*Source passage:*
========

I’ve never posted on here but I genuinely think I’m going insane and would appreciate some outside perspective on this. Thank you.
For some quick context- I separated with my daughters father 2 months before she was born. He was over half an hour late to a private scan that I paid for myself (her last scan before she was born) and it was the nail in the coffin for me. At this point, he’d moved 4 hours away from me (while I was pregnant) and due to him moving into work accommodation I was told I wasn’t allowed to come visit, while seeing the people he lived with on social media (both male and female) have people round to visit and stay.
Fast forward to my daughter being born, which he wasn’t even sure he’d make. She came a week early and with her being breach I was rushed in for a C-section. This was traumatic for me, but seeing my daughter for the first time made it all worth it. She truly is my whole world.
From the get go I’ve done it myself. After surgery he was allowed to stay over in the hospital room, and I was grateful until I asked him at 3am to get me a glass of water because I physically couldn’t move and he said no. This should’ve been the first and last time I let him treat me like this.
I can’t say how a natural birth is, but for anyone that’s had a C-section you’ll know you can’t really move much. I had to, every single nappy change, every cry, every lap around the house rocking her to sleep. I done it all myself while he sat there.
I live with my parents, and they let him stay 5 weeks for free to give him the chance get to know his daughter.
A week into her being born, I hadn’t slept, was in constant pain (which turned out to be the first of a few times of having Mastitis before I gave up breast feeding) and he tried to sleep with me. I said no, so to put it short, he sexually relieved himself in my bed with our daughter in her little cot next to me. I cried, half delirious and not quite believing it was actually happening, listening for her to wake up.
I understand everyone will have different views on this, but for me this isn’t normal. I don’t feel like a child of any age should be in the same room as either of their parents when anything of a sexual nature is happening, and for him to pleasure himself after I said no to sleeping with him shows me he lacks self restraint.
My only wish is that I’d been stronger, that I’d kicked up a fuss and not just sat there frozen listening for my daughter.
Over the past 18 months he moved jobs to one an hour away from where myself and daughter live, he’s never had her to stay on his own, and had her a handful of times outside of my house when his mum has came down to visit. She has been to stay twice at his parents, as it was the only way I felt even remotely comfortable with the situation, which was already an argument to start with. They live 3 hours away from me, and on both occasions I had to drive her up, pay for a hotel so that I could be near incase of emergencies and pick her back up.

========

*Task to complete:*
Answer these questions from the post above about separating from a daughter's father:
1. How late was the father to the private scan?
2. For how long did the writer's parents let him stay for free?
3. How far from the writer do his parents live?

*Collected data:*

========

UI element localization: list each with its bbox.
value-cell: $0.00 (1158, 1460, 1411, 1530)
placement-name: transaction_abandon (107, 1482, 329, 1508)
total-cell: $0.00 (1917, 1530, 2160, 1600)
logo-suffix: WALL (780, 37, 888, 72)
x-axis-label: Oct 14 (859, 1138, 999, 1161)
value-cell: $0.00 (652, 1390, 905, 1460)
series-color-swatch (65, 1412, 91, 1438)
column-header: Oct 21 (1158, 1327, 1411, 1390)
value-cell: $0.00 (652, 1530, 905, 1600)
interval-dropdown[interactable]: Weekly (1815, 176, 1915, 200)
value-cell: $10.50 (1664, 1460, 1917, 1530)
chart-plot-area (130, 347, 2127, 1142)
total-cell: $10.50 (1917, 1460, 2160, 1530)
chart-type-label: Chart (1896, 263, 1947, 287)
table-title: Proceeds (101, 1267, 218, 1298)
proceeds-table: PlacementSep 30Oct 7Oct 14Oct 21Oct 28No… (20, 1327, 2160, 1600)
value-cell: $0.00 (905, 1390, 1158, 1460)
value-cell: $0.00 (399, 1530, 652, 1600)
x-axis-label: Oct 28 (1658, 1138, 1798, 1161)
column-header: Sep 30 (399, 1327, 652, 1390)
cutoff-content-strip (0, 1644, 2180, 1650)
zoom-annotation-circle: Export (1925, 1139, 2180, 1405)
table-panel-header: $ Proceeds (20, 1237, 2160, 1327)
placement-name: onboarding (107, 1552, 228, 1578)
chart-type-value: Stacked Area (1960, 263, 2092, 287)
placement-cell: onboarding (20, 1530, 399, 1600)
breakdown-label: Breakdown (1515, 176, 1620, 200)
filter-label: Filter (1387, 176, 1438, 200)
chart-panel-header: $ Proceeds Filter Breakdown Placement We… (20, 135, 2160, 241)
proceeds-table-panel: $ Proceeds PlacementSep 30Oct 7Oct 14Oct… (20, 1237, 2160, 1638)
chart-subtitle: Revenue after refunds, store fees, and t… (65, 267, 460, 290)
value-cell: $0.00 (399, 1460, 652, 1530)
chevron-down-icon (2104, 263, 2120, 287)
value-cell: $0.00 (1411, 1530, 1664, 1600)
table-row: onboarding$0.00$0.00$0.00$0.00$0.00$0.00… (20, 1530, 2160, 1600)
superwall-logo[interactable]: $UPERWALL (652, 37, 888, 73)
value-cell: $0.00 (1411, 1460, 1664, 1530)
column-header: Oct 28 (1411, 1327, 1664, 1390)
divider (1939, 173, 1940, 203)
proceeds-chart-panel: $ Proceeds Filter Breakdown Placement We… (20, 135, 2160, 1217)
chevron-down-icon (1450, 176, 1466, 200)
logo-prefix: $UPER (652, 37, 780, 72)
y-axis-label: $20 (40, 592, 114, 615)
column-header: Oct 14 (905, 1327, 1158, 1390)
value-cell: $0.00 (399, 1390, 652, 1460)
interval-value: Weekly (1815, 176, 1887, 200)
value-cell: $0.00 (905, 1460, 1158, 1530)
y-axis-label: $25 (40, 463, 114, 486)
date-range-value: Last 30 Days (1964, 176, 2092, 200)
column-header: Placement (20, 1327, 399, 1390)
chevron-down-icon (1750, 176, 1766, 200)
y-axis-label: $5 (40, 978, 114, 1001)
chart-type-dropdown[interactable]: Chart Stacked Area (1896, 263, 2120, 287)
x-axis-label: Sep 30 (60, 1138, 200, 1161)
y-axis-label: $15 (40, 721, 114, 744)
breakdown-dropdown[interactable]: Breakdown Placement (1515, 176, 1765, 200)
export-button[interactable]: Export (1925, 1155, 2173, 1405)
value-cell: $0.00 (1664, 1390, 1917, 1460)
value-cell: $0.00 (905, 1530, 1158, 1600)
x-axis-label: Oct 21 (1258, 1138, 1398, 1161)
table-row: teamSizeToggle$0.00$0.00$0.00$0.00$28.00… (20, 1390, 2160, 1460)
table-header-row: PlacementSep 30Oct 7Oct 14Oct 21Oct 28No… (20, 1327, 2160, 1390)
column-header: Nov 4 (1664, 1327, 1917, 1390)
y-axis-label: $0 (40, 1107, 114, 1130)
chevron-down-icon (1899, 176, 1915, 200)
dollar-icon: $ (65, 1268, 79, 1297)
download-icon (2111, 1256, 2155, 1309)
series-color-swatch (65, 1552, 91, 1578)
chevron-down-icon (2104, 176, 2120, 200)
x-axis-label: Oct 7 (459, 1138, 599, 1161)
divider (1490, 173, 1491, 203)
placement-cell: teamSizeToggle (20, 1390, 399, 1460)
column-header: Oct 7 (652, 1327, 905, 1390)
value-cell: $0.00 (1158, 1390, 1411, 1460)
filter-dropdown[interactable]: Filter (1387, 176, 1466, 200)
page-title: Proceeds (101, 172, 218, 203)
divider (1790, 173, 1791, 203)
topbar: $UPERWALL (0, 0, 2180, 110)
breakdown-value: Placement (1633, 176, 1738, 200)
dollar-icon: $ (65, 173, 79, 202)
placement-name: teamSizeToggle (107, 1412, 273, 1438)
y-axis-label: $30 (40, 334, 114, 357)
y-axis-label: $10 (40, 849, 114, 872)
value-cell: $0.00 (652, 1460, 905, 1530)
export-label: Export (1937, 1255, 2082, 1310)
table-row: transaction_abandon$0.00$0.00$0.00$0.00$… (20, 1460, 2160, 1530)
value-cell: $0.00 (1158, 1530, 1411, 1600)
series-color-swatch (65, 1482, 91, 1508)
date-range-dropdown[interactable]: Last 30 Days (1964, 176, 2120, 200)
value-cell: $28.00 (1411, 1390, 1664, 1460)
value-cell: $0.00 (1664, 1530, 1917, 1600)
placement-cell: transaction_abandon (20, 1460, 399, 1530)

========

*Response for this exercise:*
1. Over half an hour.
2. Five weeks.
3. Three hours away.